-- BEGIN Supplied material --

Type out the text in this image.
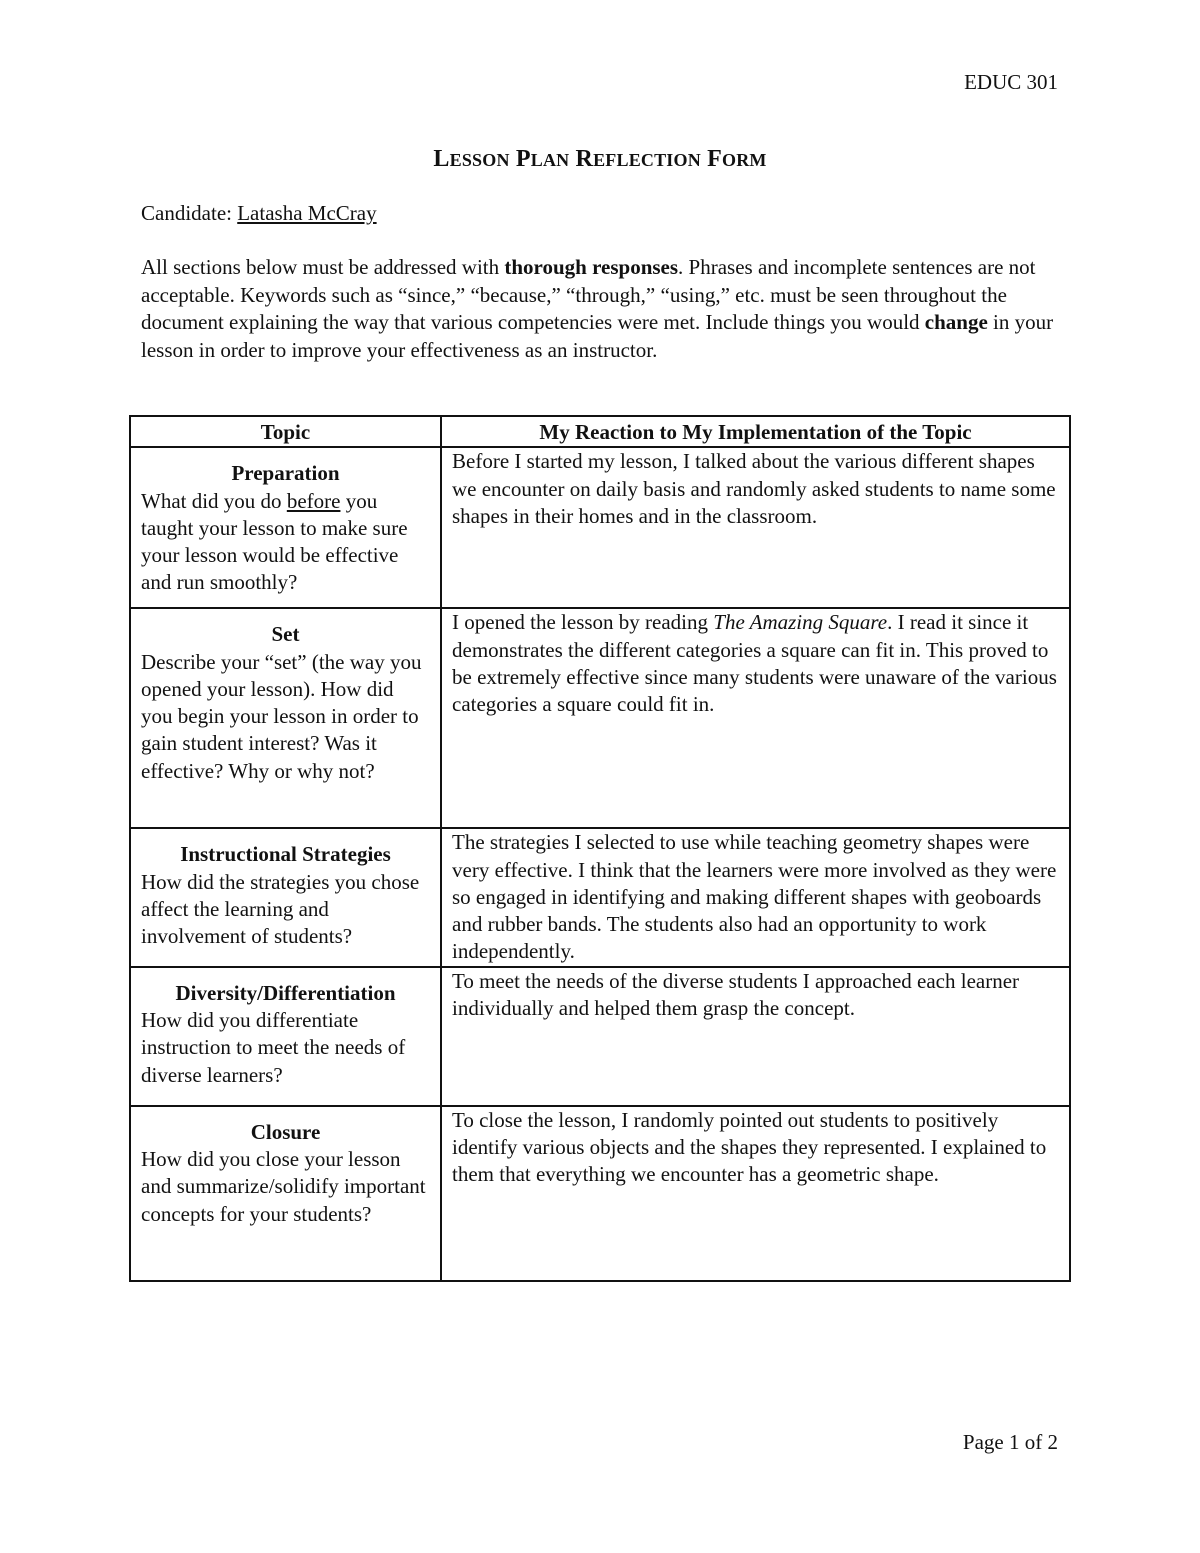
EDUC 301
LESSON PLAN REFLECTION FORM
Candidate: Latasha McCray
All sections below must be addressed with thorough responses. Phrases and incomplete sentences are not acceptable. Keywords such as “since,” “because,” “through,” “using,” etc. must be seen throughout the document explaining the way that various competencies were met. Include things you would change in your lesson in order to improve your effectiveness as an instructor.
Topic	My Reaction to My Implementation of the Topic

Preparation
What did you do before you taught your lesson to make sure your lesson would be effective and run smoothly?	Before I started my lesson, I talked about the various different shapes we encounter on daily basis and randomly asked students to name some shapes in their homes and in the classroom.

Set
Describe your “set” (the way you opened your lesson). How did you begin your lesson in order to gain student interest? Was it effective? Why or why not?	I opened the lesson by reading The Amazing Square. I read it since it demonstrates the different categories a square can fit in. This proved to be extremely effective since many students were unaware of the various categories a square could fit in.

Instructional Strategies
How did the strategies you chose affect the learning and involvement of students?	The strategies I selected to use while teaching geometry shapes were very effective. I think that the learners were more involved as they were so engaged in identifying and making different shapes with geoboards and rubber bands. The students also had an opportunity to work independently.

Diversity/Differentiation
How did you differentiate instruction to meet the needs of diverse learners?	To meet the needs of the diverse students I approached each learner individually and helped them grasp the concept.

Closure
How did you close your lesson and summarize/solidify important concepts for your students?	To close the lesson, I randomly pointed out students to positively identify various objects and the shapes they represented. I explained to them that everything we encounter has a geometric shape.
Page 1 of 2
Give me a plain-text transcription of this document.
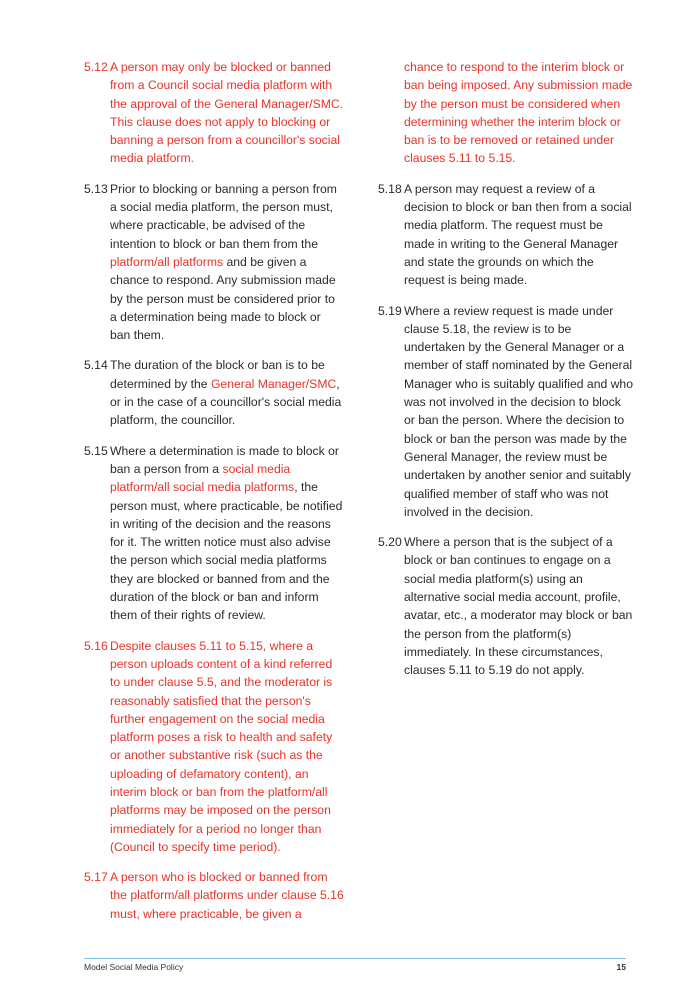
5.12 A person may only be blocked or banned from a Council social media platform with the approval of the General Manager/SMC. This clause does not apply to blocking or banning a person from a councillor's social media platform.
5.13 Prior to blocking or banning a person from a social media platform, the person must, where practicable, be advised of the intention to block or ban them from the platform/all platforms and be given a chance to respond. Any submission made by the person must be considered prior to a determination being made to block or ban them.
5.14 The duration of the block or ban is to be determined by the General Manager/SMC, or in the case of a councillor's social media platform, the councillor.
5.15 Where a determination is made to block or ban a person from a social media platform/all social media platforms, the person must, where practicable, be notified in writing of the decision and the reasons for it. The written notice must also advise the person which social media platforms they are blocked or banned from and the duration of the block or ban and inform them of their rights of review.
5.16 Despite clauses 5.11 to 5.15, where a person uploads content of a kind referred to under clause 5.5, and the moderator is reasonably satisfied that the person's further engagement on the social media platform poses a risk to health and safety or another substantive risk (such as the uploading of defamatory content), an interim block or ban from the platform/all platforms may be imposed on the person immediately for a period no longer than (Council to specify time period).
5.17 A person who is blocked or banned from the platform/all platforms under clause 5.16 must, where practicable, be given a
chance to respond to the interim block or ban being imposed. Any submission made by the person must be considered when determining whether the interim block or ban is to be removed or retained under clauses 5.11 to 5.15.
5.18 A person may request a review of a decision to block or ban then from a social media platform. The request must be made in writing to the General Manager and state the grounds on which the request is being made.
5.19 Where a review request is made under clause 5.18, the review is to be undertaken by the General Manager or a member of staff nominated by the General Manager who is suitably qualified and who was not involved in the decision to block or ban the person. Where the decision to block or ban the person was made by the General Manager, the review must be undertaken by another senior and suitably qualified member of staff who was not involved in the decision.
5.20 Where a person that is the subject of a block or ban continues to engage on a social media platform(s) using an alternative social media account, profile, avatar, etc., a moderator may block or ban the person from the platform(s) immediately. In these circumstances, clauses 5.11 to 5.19 do not apply.
Model Social Media Policy	15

-- END Supplied material --

## What the exercise asks:
Show all lines in the entries above where the word "review" appears.

## Task solution:
5.15 Where a determination is made to block or ban a person from a social media platform/all social media platforms, the person must, where practicable, be notified in writing of the decision and the reasons for it. The written notice must also advise the person which social media platforms they are blocked or banned from and the duration of the block or ban and inform them of their rights of review.
5.18 A person may request a review of a decision to block or ban then from a social media platform. The request must be made in writing to the General Manager and state the grounds on which the request is being made.
5.19 Where a review request is made under clause 5.18, the review is to be undertaken by the General Manager or a member of staff nominated by the General Manager who is suitably qualified and who was not involved in the decision to block or ban the person. Where the decision to block or ban the person was made by the General Manager, the review must be undertaken by another senior and suitably qualified member of staff who was not involved in the decision.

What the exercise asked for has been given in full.